→ Directive
Pick out every line that holds the string "MaxSizeVector" and copy it.

→ Data supplied

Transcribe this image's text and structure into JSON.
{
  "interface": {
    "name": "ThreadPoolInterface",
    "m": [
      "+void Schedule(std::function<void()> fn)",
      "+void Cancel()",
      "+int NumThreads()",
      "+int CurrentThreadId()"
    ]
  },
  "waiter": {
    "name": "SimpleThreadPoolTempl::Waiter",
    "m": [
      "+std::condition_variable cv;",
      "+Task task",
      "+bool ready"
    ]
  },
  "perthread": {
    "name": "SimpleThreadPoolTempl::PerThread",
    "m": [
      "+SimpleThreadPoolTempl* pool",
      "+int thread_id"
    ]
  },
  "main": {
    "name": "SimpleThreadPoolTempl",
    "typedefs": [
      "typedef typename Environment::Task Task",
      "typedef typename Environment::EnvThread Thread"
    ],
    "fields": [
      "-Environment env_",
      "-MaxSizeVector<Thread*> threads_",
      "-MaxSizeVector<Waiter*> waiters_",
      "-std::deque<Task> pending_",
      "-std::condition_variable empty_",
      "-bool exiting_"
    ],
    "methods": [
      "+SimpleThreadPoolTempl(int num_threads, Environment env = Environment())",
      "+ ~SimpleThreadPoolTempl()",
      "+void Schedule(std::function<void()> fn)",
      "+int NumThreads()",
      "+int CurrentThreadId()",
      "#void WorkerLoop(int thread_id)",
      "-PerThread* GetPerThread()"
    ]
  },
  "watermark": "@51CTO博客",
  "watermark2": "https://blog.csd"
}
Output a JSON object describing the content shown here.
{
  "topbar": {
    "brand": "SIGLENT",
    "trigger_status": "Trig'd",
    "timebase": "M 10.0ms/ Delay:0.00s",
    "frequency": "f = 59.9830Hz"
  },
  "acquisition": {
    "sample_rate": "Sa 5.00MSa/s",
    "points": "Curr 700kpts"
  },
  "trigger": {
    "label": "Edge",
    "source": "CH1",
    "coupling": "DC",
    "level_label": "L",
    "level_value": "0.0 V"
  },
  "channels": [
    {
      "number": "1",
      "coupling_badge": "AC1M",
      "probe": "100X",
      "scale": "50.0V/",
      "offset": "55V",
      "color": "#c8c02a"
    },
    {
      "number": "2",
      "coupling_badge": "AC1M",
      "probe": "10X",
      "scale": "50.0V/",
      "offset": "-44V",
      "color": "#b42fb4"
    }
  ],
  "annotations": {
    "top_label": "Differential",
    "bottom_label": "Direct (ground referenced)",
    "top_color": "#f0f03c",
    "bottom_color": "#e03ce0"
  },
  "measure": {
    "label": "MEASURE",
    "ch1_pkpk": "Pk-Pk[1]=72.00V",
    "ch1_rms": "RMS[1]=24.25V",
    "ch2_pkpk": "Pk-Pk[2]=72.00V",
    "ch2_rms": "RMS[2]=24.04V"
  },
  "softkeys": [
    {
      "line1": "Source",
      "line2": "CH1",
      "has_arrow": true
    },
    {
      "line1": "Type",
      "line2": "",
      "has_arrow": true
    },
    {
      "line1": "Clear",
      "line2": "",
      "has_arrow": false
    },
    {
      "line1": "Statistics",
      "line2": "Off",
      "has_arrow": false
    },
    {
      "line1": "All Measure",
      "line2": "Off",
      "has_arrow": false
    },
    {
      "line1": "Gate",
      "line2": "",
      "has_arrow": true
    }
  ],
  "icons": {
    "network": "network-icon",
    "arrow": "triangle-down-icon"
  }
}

→ Task response
      "-MaxSizeVector<Thread*> threads_",
      "-MaxSizeVector<Waiter*> waiters_",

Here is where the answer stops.